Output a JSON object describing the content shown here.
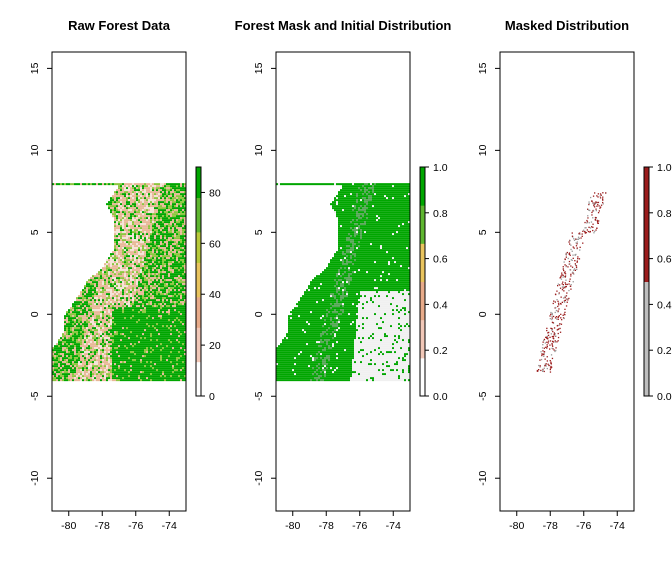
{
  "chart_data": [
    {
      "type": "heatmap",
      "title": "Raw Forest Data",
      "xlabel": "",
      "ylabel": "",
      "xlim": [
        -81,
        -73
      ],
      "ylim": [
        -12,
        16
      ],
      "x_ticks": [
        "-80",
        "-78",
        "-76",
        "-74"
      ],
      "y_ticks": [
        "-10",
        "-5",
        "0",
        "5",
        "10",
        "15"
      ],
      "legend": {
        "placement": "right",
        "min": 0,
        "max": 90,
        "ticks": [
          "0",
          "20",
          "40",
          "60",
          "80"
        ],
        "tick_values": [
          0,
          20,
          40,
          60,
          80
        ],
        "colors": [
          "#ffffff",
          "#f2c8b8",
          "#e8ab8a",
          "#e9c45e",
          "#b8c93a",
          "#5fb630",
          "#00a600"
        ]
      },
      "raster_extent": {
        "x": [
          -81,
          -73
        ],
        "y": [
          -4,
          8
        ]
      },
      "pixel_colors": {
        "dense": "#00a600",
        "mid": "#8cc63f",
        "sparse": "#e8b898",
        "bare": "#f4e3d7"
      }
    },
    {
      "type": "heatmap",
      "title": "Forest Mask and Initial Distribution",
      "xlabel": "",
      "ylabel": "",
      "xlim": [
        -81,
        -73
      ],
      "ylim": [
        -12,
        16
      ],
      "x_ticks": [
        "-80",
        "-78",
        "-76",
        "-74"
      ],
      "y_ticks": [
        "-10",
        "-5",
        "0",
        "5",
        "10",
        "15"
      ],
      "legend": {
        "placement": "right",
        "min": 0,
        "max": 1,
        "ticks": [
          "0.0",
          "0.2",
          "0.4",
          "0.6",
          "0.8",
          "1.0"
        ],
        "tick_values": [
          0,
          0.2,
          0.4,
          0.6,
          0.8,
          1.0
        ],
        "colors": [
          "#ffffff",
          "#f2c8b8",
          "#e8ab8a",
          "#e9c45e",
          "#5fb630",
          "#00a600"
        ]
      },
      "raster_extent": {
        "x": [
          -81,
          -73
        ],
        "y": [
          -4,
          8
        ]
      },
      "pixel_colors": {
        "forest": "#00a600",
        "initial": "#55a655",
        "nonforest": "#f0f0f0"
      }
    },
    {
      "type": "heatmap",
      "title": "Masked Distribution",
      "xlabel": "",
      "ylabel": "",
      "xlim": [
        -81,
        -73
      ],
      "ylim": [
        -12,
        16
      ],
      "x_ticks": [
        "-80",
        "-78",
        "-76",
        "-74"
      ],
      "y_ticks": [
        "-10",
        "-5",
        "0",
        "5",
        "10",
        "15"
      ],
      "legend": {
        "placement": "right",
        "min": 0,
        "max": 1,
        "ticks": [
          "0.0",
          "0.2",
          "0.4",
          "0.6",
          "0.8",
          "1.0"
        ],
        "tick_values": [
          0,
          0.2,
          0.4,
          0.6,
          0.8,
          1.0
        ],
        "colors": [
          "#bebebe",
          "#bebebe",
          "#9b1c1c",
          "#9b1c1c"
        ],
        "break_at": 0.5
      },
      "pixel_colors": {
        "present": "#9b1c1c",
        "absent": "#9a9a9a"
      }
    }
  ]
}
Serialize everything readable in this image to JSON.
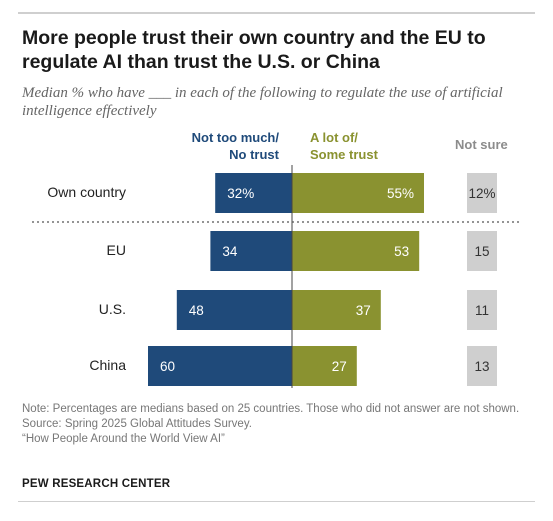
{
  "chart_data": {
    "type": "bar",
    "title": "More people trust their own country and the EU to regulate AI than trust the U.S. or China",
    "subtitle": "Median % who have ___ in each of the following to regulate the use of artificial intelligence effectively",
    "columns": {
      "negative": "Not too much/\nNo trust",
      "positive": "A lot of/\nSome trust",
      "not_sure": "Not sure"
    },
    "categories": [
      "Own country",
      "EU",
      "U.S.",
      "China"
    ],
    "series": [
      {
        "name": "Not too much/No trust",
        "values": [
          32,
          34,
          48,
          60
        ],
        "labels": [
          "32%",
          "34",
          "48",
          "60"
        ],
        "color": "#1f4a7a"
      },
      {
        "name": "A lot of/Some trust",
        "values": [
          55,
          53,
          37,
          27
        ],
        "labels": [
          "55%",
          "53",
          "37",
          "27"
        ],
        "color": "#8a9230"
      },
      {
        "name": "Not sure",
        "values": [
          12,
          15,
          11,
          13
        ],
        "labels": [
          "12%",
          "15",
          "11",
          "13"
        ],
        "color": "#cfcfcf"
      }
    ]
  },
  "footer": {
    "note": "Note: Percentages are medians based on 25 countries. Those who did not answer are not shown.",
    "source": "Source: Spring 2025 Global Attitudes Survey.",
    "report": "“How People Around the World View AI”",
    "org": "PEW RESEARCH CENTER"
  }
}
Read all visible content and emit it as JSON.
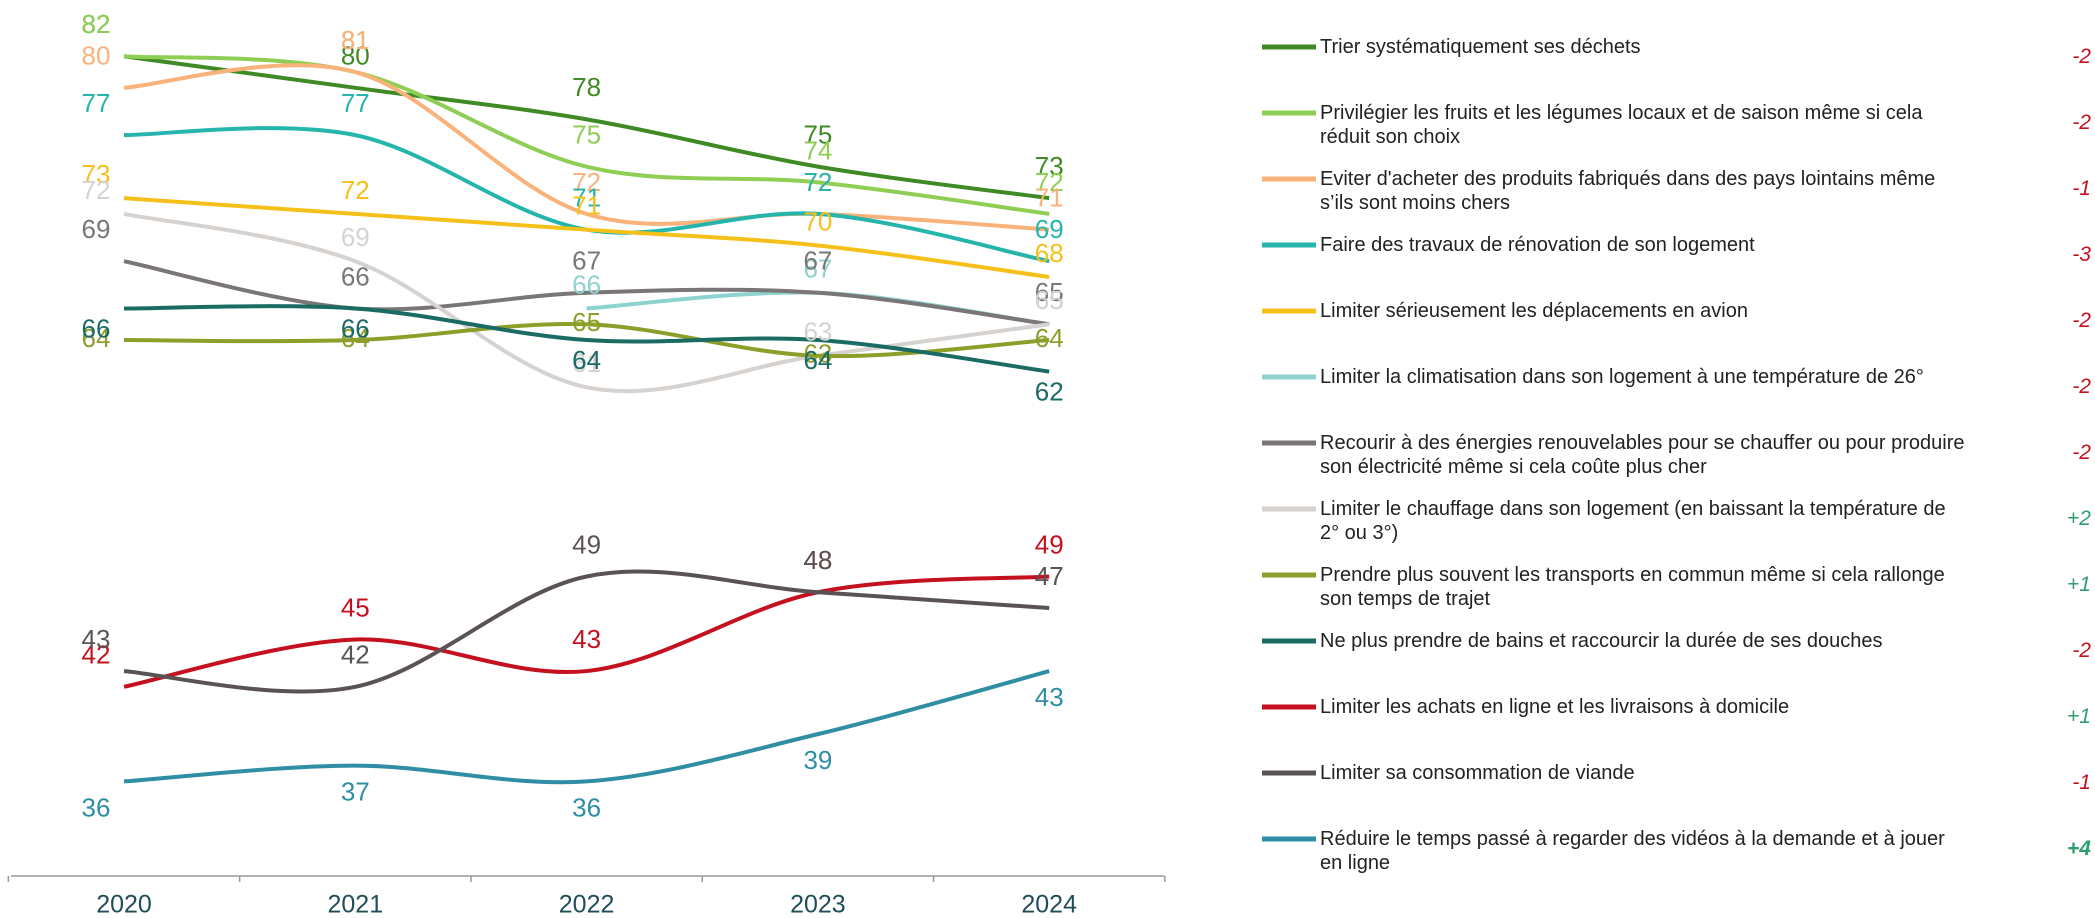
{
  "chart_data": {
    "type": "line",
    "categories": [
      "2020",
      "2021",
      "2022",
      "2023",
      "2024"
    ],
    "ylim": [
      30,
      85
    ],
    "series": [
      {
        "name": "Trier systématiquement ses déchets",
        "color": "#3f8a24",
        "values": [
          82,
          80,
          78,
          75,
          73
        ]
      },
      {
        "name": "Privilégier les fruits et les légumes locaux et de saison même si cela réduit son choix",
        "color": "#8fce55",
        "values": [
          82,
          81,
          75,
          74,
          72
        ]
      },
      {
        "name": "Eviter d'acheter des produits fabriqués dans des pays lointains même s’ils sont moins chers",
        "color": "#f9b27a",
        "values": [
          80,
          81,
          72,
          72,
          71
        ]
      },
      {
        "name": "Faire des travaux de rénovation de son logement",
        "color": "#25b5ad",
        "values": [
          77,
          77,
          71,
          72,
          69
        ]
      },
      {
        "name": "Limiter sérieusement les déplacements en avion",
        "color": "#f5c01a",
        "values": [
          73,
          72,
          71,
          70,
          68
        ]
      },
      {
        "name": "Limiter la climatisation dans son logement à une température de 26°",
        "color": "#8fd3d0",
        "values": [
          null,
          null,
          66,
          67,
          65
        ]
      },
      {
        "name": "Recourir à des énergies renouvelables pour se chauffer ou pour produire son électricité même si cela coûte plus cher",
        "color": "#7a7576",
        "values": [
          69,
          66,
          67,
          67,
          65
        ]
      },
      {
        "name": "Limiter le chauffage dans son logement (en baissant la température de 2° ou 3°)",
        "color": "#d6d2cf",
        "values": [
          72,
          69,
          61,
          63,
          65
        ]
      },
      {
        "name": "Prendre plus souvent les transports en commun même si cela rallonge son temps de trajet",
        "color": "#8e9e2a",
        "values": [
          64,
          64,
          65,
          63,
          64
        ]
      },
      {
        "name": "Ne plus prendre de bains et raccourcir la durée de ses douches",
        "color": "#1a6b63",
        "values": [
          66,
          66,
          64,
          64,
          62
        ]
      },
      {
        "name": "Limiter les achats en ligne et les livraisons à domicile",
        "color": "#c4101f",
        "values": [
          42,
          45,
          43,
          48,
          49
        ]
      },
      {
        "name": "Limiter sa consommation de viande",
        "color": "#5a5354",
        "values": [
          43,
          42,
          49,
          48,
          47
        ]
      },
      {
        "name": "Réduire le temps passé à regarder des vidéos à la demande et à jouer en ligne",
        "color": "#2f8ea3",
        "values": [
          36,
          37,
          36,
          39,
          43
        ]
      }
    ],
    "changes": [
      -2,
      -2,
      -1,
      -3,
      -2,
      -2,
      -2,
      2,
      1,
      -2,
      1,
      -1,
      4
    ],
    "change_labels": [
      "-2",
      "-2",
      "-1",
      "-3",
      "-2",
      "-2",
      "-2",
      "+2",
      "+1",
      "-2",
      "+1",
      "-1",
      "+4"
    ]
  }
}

**Task brief**
Look through the entries above and report each line where the string "logement" occurs.

**Output for this exercise**
        "name": "Faire des travaux de rénovation de son logement",
        "name": "Limiter la climatisation dans son logement à une température de 26°",
        "name": "Limiter le chauffage dans son logement (en baissant la température de 2° ou 3°)",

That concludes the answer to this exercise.